> **Problem statement**
Return every record exactly as written.

> **Provided records**
===

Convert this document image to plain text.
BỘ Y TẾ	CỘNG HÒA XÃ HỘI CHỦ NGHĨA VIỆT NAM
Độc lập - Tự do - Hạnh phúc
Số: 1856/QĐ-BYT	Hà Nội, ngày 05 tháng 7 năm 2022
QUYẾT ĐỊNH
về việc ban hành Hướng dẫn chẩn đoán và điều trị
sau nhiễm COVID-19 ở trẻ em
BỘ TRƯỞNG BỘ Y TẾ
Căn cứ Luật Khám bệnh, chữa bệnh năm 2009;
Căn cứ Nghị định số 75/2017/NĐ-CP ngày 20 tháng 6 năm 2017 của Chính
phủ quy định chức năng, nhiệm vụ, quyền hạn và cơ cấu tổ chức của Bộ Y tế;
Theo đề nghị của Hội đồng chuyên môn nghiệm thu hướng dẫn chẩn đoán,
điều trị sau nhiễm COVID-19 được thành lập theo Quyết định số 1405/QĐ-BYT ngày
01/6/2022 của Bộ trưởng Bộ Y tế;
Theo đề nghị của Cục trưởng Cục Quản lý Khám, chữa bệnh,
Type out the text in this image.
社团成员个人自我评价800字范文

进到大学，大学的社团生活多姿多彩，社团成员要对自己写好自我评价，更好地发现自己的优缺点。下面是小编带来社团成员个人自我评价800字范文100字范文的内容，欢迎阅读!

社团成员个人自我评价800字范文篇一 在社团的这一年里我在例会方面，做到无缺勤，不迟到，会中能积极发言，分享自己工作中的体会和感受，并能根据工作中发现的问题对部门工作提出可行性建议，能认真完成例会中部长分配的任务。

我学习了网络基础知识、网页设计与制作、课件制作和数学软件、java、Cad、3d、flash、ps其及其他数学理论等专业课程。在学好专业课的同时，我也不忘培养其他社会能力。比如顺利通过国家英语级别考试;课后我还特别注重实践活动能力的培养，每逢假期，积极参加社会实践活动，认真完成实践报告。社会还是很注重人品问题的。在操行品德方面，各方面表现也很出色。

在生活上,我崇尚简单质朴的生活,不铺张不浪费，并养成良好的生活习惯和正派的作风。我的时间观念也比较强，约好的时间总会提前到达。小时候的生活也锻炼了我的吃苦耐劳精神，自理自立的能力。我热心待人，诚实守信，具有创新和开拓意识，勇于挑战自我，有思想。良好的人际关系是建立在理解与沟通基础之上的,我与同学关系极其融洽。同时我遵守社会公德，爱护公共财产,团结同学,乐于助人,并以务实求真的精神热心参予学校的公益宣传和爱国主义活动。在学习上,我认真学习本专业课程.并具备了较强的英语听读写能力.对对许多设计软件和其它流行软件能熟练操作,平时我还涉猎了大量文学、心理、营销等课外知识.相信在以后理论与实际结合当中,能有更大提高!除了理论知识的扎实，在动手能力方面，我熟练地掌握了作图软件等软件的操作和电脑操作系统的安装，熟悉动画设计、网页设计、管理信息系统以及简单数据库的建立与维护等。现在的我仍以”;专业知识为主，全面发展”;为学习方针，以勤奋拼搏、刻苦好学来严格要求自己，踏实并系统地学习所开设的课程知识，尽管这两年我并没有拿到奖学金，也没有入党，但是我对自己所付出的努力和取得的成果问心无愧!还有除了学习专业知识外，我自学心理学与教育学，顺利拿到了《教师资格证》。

===

> **Solution to this task**
Convert this document image to plain text.
BỘ Y TẾ	CỘNG HÒA XÃ HỘI CHỦ NGHĨA VIỆT NAM
Độc lập - Tự do - Hạnh phúc
Số: 1856/QĐ-BYT	Hà Nội, ngày 05 tháng 7 năm 2022
QUYẾT ĐỊNH
về việc ban hành Hướng dẫn chẩn đoán và điều trị
sau nhiễm COVID-19 ở trẻ em
BỘ TRƯỞNG BỘ Y TẾ
Căn cứ Luật Khám bệnh, chữa bệnh năm 2009;
Căn cứ Nghị định số 75/2017/NĐ-CP ngày 20 tháng 6 năm 2017 của Chính
phủ quy định chức năng, nhiệm vụ, quyền hạn và cơ cấu tổ chức của Bộ Y tế;
Theo đề nghị của Hội đồng chuyên môn nghiệm thu hướng dẫn chẩn đoán,
điều trị sau nhiễm COVID-19 được thành lập theo Quyết định số 1405/QĐ-BYT ngày
01/6/2022 của Bộ trưởng Bộ Y tế;
Theo đề nghị của Cục trưởng Cục Quản lý Khám, chữa bệnh,
Type out the text in this image.
社团成员个人自我评价800字范文

进到大学，大学的社团生活多姿多彩，社团成员要对自己写好自我评价，更好地发现自己的优缺点。下面是小编带来社团成员个人自我评价800字范文100字范文的内容，欢迎阅读!

社团成员个人自我评价800字范文篇一 在社团的这一年里我在例会方面，做到无缺勤，不迟到，会中能积极发言，分享自己工作中的体会和感受，并能根据工作中发现的问题对部门工作提出可行性建议，能认真完成例会中部长分配的任务。

我学习了网络基础知识、网页设计与制作、课件制作和数学软件、java、Cad、3d、flash、ps其及其他数学理论等专业课程。在学好专业课的同时，我也不忘培养其他社会能力。比如顺利通过国家英语级别考试;课后我还特别注重实践活动能力的培养，每逢假期，积极参加社会实践活动，认真完成实践报告。社会还是很注重人品问题的。在操行品德方面，各方面表现也很出色。

在生活上,我崇尚简单质朴的生活,不铺张不浪费，并养成良好的生活习惯和正派的作风。我的时间观念也比较强，约好的时间总会提前到达。小时候的生活也锻炼了我的吃苦耐劳精神，自理自立的能力。我热心待人，诚实守信，具有创新和开拓意识，勇于挑战自我，有思想。良好的人际关系是建立在理解与沟通基础之上的,我与同学关系极其融洽。同时我遵守社会公德，爱护公共财产,团结同学,乐于助人,并以务实求真的精神热心参予学校的公益宣传和爱国主义活动。在学习上,我认真学习本专业课程.并具备了较强的英语听读写能力.对对许多设计软件和其它流行软件能熟练操作,平时我还涉猎了大量文学、心理、营销等课外知识.相信在以后理论与实际结合当中,能有更大提高!除了理论知识的扎实，在动手能力方面，我熟练地掌握了作图软件等软件的操作和电脑操作系统的安装，熟悉动画设计、网页设计、管理信息系统以及简单数据库的建立与维护等。现在的我仍以”;专业知识为主，全面发展”;为学习方针，以勤奋拼搏、刻苦好学来严格要求自己，踏实并系统地学习所开设的课程知识，尽管这两年我并没有拿到奖学金，也没有入党，但是我对自己所付出的努力和取得的成果问心无愧!还有除了学习专业知识外，我自学心理学与教育学，顺利拿到了《教师资格证》。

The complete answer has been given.